▶ Task statement: Among the records below, find each line that includes the string "Designation" and copy it.

━━ Input rows ━━

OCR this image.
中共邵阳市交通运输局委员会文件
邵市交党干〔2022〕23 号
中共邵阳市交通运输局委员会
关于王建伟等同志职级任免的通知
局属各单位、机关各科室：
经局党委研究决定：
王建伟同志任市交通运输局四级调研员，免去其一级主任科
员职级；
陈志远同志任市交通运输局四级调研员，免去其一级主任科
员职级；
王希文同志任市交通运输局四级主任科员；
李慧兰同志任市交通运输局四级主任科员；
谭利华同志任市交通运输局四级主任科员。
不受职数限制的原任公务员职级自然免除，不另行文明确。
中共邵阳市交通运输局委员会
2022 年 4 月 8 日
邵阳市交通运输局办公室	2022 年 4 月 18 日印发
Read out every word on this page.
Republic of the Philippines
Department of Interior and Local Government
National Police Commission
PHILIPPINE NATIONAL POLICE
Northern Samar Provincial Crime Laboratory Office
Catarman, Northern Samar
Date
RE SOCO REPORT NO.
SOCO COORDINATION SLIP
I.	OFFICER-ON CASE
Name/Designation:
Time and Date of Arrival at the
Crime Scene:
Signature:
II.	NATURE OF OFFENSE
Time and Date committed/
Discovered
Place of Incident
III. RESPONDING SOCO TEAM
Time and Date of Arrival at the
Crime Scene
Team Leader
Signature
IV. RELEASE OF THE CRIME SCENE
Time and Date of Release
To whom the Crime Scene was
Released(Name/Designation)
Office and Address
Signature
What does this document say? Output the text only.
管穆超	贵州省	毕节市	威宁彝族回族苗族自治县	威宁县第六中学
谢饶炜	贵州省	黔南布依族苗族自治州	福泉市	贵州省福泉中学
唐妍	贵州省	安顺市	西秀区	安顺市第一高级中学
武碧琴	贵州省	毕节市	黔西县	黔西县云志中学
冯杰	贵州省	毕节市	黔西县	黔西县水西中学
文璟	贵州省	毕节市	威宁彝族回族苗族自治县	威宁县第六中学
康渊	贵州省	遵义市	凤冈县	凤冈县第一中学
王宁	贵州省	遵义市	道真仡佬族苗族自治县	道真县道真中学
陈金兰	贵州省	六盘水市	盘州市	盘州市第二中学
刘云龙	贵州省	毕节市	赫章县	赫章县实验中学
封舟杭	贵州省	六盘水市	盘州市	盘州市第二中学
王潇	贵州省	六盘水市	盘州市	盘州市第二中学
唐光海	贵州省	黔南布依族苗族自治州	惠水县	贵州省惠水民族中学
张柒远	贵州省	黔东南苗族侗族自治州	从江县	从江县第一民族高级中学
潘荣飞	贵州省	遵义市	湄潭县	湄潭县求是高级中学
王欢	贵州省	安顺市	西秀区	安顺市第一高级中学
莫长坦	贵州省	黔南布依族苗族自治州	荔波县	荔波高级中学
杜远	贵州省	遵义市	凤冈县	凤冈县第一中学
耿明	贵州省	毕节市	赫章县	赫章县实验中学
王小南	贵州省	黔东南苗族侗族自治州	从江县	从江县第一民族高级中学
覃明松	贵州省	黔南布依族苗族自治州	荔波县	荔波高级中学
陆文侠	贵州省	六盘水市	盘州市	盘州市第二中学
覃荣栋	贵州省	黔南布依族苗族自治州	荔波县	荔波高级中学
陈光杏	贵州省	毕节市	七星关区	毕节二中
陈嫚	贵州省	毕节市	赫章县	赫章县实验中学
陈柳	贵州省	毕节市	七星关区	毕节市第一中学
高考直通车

━━━

▶ Exercise output:
Name/Designation:
Released(Name/Designation)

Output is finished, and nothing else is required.